• [WHAT NEEDS TO BE DONE]:
Search the material below for the word "бита". Copy every line that has it.

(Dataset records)
BEGIN

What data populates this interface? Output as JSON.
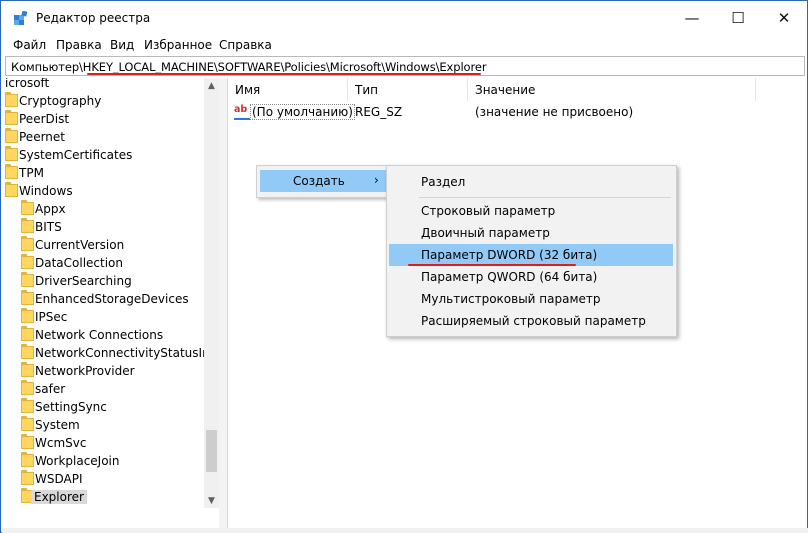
{
  "window": {
    "title": "Редактор реестра",
    "minimize_glyph": "—",
    "maximize_glyph": "☐",
    "close_glyph": "✕"
  },
  "menubar": [
    "Файл",
    "Правка",
    "Вид",
    "Избранное",
    "Справка"
  ],
  "address": {
    "path": "Компьютер\\HKEY_LOCAL_MACHINE\\SOFTWARE\\Policies\\Microsoft\\Windows\\Explorer"
  },
  "tree": {
    "items": [
      {
        "label": "icrosoft",
        "level": 0,
        "folder": false
      },
      {
        "label": "Cryptography",
        "level": 1,
        "folder": true
      },
      {
        "label": "PeerDist",
        "level": 1,
        "folder": true
      },
      {
        "label": "Peernet",
        "level": 1,
        "folder": true
      },
      {
        "label": "SystemCertificates",
        "level": 1,
        "folder": true
      },
      {
        "label": "TPM",
        "level": 1,
        "folder": true
      },
      {
        "label": "Windows",
        "level": 1,
        "folder": true
      },
      {
        "label": "Appx",
        "level": 2,
        "folder": true
      },
      {
        "label": "BITS",
        "level": 2,
        "folder": true
      },
      {
        "label": "CurrentVersion",
        "level": 2,
        "folder": true
      },
      {
        "label": "DataCollection",
        "level": 2,
        "folder": true
      },
      {
        "label": "DriverSearching",
        "level": 2,
        "folder": true
      },
      {
        "label": "EnhancedStorageDevices",
        "level": 2,
        "folder": true
      },
      {
        "label": "IPSec",
        "level": 2,
        "folder": true
      },
      {
        "label": "Network Connections",
        "level": 2,
        "folder": true
      },
      {
        "label": "NetworkConnectivityStatusIndic",
        "level": 2,
        "folder": true
      },
      {
        "label": "NetworkProvider",
        "level": 2,
        "folder": true
      },
      {
        "label": "safer",
        "level": 2,
        "folder": true
      },
      {
        "label": "SettingSync",
        "level": 2,
        "folder": true
      },
      {
        "label": "System",
        "level": 2,
        "folder": true
      },
      {
        "label": "WcmSvc",
        "level": 2,
        "folder": true
      },
      {
        "label": "WorkplaceJoin",
        "level": 2,
        "folder": true
      },
      {
        "label": "WSDAPI",
        "level": 2,
        "folder": true
      },
      {
        "label": "Explorer",
        "level": 2,
        "folder": true,
        "selected": true
      }
    ]
  },
  "list": {
    "columns": [
      "Имя",
      "Тип",
      "Значение"
    ],
    "rows": [
      {
        "icon": "ab",
        "name": "(По умолчанию)",
        "type": "REG_SZ",
        "value": "(значение не присвоено)"
      }
    ]
  },
  "context_menu": {
    "create_label": "Создать",
    "create_arrow": "›"
  },
  "submenu": {
    "items": [
      {
        "label": "Раздел"
      },
      {
        "label": "Строковый параметр"
      },
      {
        "label": "Двоичный параметр"
      },
      {
        "label": "Параметр DWORD (32 бита)",
        "highlighted": true
      },
      {
        "label": "Параметр QWORD (64 бита)"
      },
      {
        "label": "Мультистроковый параметр"
      },
      {
        "label": "Расширяемый строковый параметр"
      }
    ]
  },
  "colors": {
    "selection_blue": "#91c9f7",
    "annotation_red": "#e21b1b",
    "folder_yellow": "#ffd75e"
  }
}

END

• [ANSWER FOR THIS EXERCISE]:
        "label": "Параметр DWORD (32 бита)",
        "label": "Параметр QWORD (64 бита)"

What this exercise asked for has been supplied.